Materials provided ->
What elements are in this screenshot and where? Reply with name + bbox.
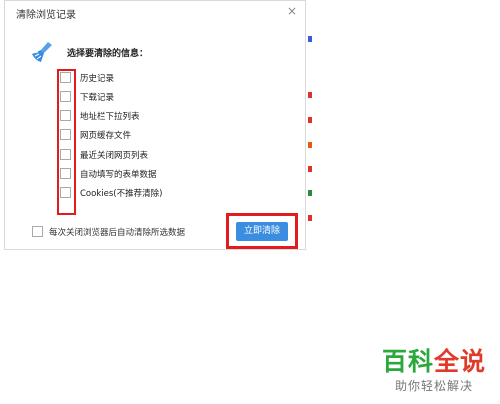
==
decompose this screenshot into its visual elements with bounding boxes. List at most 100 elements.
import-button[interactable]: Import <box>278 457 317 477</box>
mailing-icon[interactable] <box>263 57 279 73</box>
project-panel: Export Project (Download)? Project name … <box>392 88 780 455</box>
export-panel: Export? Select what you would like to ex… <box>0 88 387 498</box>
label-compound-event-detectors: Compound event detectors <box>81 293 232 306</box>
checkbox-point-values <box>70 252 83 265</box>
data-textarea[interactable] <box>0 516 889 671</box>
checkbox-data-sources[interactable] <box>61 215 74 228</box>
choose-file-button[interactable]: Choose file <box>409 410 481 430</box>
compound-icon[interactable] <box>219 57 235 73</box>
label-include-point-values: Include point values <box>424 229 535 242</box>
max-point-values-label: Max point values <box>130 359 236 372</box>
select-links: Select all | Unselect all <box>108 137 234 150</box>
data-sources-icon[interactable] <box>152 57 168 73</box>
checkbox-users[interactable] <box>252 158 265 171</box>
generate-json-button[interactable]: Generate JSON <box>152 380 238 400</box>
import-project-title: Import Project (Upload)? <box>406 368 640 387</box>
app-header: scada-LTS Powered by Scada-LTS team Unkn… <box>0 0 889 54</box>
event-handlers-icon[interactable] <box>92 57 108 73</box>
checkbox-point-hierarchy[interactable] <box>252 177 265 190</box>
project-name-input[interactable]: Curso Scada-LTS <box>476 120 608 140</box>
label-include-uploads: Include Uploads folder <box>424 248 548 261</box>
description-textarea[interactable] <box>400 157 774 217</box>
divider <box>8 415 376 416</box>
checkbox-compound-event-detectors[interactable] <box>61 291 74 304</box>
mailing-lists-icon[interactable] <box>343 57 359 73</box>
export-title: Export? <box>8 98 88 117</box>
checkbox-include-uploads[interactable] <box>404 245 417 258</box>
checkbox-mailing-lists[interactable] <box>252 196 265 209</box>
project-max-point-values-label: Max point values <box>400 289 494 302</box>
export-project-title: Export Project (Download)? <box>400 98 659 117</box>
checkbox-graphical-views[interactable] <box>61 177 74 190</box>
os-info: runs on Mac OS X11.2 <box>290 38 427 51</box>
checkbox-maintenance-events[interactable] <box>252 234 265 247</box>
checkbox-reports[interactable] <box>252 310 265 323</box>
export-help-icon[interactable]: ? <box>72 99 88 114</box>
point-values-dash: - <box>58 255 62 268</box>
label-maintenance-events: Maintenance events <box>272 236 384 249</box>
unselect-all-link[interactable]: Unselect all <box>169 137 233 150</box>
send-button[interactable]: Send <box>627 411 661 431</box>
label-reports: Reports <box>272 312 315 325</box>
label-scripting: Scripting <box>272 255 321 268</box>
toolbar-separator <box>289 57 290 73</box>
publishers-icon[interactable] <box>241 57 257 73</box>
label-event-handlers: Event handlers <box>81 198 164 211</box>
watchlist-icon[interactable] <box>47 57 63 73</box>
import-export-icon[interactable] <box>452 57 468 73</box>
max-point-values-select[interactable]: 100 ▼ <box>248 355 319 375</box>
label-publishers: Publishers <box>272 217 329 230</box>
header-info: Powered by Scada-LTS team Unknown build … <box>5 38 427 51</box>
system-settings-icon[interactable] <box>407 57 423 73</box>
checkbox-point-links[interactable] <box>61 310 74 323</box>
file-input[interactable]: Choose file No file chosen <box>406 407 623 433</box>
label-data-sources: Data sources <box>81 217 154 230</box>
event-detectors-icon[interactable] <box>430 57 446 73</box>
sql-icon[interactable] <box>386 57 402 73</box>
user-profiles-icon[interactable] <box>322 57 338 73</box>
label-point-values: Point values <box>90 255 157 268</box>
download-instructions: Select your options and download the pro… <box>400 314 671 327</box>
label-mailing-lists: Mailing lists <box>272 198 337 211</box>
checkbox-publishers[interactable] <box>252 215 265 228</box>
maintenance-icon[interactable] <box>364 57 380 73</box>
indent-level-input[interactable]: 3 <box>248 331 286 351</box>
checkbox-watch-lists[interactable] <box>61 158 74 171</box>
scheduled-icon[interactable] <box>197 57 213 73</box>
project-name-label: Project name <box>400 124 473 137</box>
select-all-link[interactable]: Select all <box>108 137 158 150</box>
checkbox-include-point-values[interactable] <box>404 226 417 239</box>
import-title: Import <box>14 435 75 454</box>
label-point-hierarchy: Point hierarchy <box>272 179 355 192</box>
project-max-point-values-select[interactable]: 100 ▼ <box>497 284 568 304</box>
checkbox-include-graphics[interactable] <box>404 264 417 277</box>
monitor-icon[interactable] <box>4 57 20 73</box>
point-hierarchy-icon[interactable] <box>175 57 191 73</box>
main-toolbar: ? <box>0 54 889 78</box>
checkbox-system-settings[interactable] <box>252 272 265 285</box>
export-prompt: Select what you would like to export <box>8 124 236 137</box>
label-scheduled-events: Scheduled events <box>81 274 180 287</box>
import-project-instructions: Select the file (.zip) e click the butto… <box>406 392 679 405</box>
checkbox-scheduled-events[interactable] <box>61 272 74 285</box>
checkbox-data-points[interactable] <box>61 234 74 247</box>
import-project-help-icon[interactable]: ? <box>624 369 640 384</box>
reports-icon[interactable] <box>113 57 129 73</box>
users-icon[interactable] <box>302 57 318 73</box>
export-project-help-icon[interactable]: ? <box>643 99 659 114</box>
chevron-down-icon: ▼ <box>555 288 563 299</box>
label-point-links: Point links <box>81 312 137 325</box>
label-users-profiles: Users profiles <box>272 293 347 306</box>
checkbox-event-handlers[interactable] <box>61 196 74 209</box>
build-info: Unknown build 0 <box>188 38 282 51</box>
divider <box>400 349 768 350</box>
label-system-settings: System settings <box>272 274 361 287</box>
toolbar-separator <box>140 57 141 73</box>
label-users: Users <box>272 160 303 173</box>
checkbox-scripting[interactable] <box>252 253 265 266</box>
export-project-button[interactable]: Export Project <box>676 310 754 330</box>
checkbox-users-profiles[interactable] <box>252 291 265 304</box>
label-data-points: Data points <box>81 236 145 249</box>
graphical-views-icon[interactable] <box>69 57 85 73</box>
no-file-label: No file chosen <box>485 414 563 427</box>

Request ->
Rewrite everything in the material from the line containing "decompose this screenshot" down to the line containing "export-panel: Export? Select", changing "mailing-icon" to "email-icon" and keeping everything else the same.

Right answer ->
decompose this screenshot into its visual elements with bounding boxes. List at most 100 elements.
import-button[interactable]: Import <box>278 457 317 477</box>
email-icon[interactable] <box>263 57 279 73</box>
project-panel: Export Project (Download)? Project name … <box>392 88 780 455</box>
export-panel: Export? Select what you would like to ex… <box>0 88 387 498</box>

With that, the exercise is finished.